Transcribe the entries that follow, word for word.

── DATA EXCERPTS ──

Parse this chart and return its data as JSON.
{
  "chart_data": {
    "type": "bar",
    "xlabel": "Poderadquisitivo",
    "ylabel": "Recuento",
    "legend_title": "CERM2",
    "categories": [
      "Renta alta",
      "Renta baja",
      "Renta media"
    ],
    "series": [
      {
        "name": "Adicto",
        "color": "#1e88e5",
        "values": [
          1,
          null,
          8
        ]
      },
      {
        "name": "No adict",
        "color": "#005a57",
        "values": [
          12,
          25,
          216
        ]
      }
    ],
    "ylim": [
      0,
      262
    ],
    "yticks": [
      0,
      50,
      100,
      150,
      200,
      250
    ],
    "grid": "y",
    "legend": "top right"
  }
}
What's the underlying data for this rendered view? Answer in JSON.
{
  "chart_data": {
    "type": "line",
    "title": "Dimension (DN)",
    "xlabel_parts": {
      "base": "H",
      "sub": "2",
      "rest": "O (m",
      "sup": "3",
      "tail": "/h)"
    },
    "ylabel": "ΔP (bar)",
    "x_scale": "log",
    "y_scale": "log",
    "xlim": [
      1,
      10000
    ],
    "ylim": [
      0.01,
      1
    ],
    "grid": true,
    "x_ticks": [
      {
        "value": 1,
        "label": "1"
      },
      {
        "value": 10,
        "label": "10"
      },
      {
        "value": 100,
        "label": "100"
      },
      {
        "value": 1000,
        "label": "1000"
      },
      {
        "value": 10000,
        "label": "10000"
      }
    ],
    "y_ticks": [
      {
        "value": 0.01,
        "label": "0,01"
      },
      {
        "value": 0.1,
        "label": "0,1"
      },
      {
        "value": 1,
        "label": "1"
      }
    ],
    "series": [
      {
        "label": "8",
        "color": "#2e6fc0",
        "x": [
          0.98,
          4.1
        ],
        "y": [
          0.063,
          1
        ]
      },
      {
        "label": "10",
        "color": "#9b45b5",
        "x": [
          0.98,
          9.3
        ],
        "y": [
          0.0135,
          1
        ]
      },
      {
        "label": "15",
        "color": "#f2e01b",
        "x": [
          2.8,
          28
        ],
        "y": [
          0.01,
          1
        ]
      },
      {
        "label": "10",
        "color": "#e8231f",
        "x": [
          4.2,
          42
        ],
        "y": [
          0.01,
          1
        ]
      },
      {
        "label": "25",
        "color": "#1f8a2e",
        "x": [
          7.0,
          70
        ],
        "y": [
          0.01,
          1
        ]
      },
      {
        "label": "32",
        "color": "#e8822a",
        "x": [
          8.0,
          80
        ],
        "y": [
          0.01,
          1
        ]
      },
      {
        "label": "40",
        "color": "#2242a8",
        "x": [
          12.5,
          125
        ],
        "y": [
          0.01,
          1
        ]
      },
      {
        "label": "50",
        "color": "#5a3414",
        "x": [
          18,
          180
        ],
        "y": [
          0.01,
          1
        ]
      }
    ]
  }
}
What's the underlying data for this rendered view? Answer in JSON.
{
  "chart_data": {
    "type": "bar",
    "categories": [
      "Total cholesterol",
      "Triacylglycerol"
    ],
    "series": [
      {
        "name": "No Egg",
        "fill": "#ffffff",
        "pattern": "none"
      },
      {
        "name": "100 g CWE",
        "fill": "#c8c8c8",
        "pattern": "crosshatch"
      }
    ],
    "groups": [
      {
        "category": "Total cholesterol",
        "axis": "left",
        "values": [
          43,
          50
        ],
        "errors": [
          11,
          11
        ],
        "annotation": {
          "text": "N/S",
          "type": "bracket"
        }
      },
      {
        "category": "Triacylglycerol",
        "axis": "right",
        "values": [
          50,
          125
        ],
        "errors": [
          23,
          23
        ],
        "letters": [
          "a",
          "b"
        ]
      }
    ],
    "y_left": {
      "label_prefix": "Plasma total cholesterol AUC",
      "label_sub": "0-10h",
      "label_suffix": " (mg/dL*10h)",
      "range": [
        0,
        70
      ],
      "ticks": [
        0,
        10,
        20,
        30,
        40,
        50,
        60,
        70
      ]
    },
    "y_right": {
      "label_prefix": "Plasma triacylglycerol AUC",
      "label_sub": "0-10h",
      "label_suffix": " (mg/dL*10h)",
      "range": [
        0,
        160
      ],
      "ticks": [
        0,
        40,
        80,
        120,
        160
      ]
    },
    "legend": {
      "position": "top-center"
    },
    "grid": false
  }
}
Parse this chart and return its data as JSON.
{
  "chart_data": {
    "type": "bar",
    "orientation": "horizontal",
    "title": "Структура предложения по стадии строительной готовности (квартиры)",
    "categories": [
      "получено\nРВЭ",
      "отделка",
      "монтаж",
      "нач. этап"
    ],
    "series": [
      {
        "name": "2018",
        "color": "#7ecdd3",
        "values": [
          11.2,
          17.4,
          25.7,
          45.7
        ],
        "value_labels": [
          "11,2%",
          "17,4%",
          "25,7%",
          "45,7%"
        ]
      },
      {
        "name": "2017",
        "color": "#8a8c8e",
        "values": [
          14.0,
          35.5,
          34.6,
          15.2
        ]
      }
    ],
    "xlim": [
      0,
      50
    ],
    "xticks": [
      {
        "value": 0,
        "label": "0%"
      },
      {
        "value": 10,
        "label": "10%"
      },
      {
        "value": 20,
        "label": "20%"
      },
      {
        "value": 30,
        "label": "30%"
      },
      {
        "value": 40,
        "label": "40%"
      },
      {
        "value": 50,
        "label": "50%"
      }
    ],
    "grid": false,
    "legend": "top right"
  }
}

───

» SOLUTION TO THIS EXERCISE:
Parse this chart and return its data as JSON.
{
  "chart_data": {
    "type": "bar",
    "xlabel": "Poderadquisitivo",
    "ylabel": "Recuento",
    "legend_title": "CERM2",
    "categories": [
      "Renta alta",
      "Renta baja",
      "Renta media"
    ],
    "series": [
      {
        "name": "Adicto",
        "color": "#1e88e5",
        "values": [
          1,
          null,
          8
        ]
      },
      {
        "name": "No adict",
        "color": "#005a57",
        "values": [
          12,
          25,
          216
        ]
      }
    ],
    "ylim": [
      0,
      262
    ],
    "yticks": [
      0,
      50,
      100,
      150,
      200,
      250
    ],
    "grid": "y",
    "legend": "top right"
  }
}
What's the underlying data for this rendered view? Answer in JSON.
{
  "chart_data": {
    "type": "line",
    "title": "Dimension (DN)",
    "xlabel_parts": {
      "base": "H",
      "sub": "2",
      "rest": "O (m",
      "sup": "3",
      "tail": "/h)"
    },
    "ylabel": "ΔP (bar)",
    "x_scale": "log",
    "y_scale": "log",
    "xlim": [
      1,
      10000
    ],
    "ylim": [
      0.01,
      1
    ],
    "grid": true,
    "x_ticks": [
      {
        "value": 1,
        "label": "1"
      },
      {
        "value": 10,
        "label": "10"
      },
      {
        "value": 100,
        "label": "100"
      },
      {
        "value": 1000,
        "label": "1000"
      },
      {
        "value": 10000,
        "label": "10000"
      }
    ],
    "y_ticks": [
      {
        "value": 0.01,
        "label": "0,01"
      },
      {
        "value": 0.1,
        "label": "0,1"
      },
      {
        "value": 1,
        "label": "1"
      }
    ],
    "series": [
      {
        "label": "8",
        "color": "#2e6fc0",
        "x": [
          0.98,
          4.1
        ],
        "y": [
          0.063,
          1
        ]
      },
      {
        "label": "10",
        "color": "#9b45b5",
        "x": [
          0.98,
          9.3
        ],
        "y": [
          0.0135,
          1
        ]
      },
      {
        "label": "15",
        "color": "#f2e01b",
        "x": [
          2.8,
          28
        ],
        "y": [
          0.01,
          1
        ]
      },
      {
        "label": "10",
        "color": "#e8231f",
        "x": [
          4.2,
          42
        ],
        "y": [
          0.01,
          1
        ]
      },
      {
        "label": "25",
        "color": "#1f8a2e",
        "x": [
          7.0,
          70
        ],
        "y": [
          0.01,
          1
        ]
      },
      {
        "label": "32",
        "color": "#e8822a",
        "x": [
          8.0,
          80
        ],
        "y": [
          0.01,
          1
        ]
      },
      {
        "label": "40",
        "color": "#2242a8",
        "x": [
          12.5,
          125
        ],
        "y": [
          0.01,
          1
        ]
      },
      {
        "label": "50",
        "color": "#5a3414",
        "x": [
          18,
          180
        ],
        "y": [
          0.01,
          1
        ]
      }
    ]
  }
}
What's the underlying data for this rendered view? Answer in JSON.
{
  "chart_data": {
    "type": "bar",
    "categories": [
      "Total cholesterol",
      "Triacylglycerol"
    ],
    "series": [
      {
        "name": "No Egg",
        "fill": "#ffffff",
        "pattern": "none"
      },
      {
        "name": "100 g CWE",
        "fill": "#c8c8c8",
        "pattern": "crosshatch"
      }
    ],
    "groups": [
      {
        "category": "Total cholesterol",
        "axis": "left",
        "values": [
          43,
          50
        ],
        "errors": [
          11,
          11
        ],
        "annotation": {
          "text": "N/S",
          "type": "bracket"
        }
      },
      {
        "category": "Triacylglycerol",
        "axis": "right",
        "values": [
          50,
          125
        ],
        "errors": [
          23,
          23
        ],
        "letters": [
          "a",
          "b"
        ]
      }
    ],
    "y_left": {
      "label_prefix": "Plasma total cholesterol AUC",
      "label_sub": "0-10h",
      "label_suffix": " (mg/dL*10h)",
      "range": [
        0,
        70
      ],
      "ticks": [
        0,
        10,
        20,
        30,
        40,
        50,
        60,
        70
      ]
    },
    "y_right": {
      "label_prefix": "Plasma triacylglycerol AUC",
      "label_sub": "0-10h",
      "label_suffix": " (mg/dL*10h)",
      "range": [
        0,
        160
      ],
      "ticks": [
        0,
        40,
        80,
        120,
        160
      ]
    },
    "legend": {
      "position": "top-center"
    },
    "grid": false
  }
}
Parse this chart and return its data as JSON.
{
  "chart_data": {
    "type": "bar",
    "orientation": "horizontal",
    "title": "Структура предложения по стадии строительной готовности (квартиры)",
    "categories": [
      "получено\nРВЭ",
      "отделка",
      "монтаж",
      "нач. этап"
    ],
    "series": [
      {
        "name": "2018",
        "color": "#7ecdd3",
        "values": [
          11.2,
          17.4,
          25.7,
          45.7
        ],
        "value_labels": [
          "11,2%",
          "17,4%",
          "25,7%",
          "45,7%"
        ]
      },
      {
        "name": "2017",
        "color": "#8a8c8e",
        "values": [
          14.0,
          35.5,
          34.6,
          15.2
        ]
      }
    ],
    "xlim": [
      0,
      50
    ],
    "xticks": [
      {
        "value": 0,
        "label": "0%"
      },
      {
        "value": 10,
        "label": "10%"
      },
      {
        "value": 20,
        "label": "20%"
      },
      {
        "value": 30,
        "label": "30%"
      },
      {
        "value": 40,
        "label": "40%"
      },
      {
        "value": 50,
        "label": "50%"
      }
    ],
    "grid": false,
    "legend": "top right"
  }
}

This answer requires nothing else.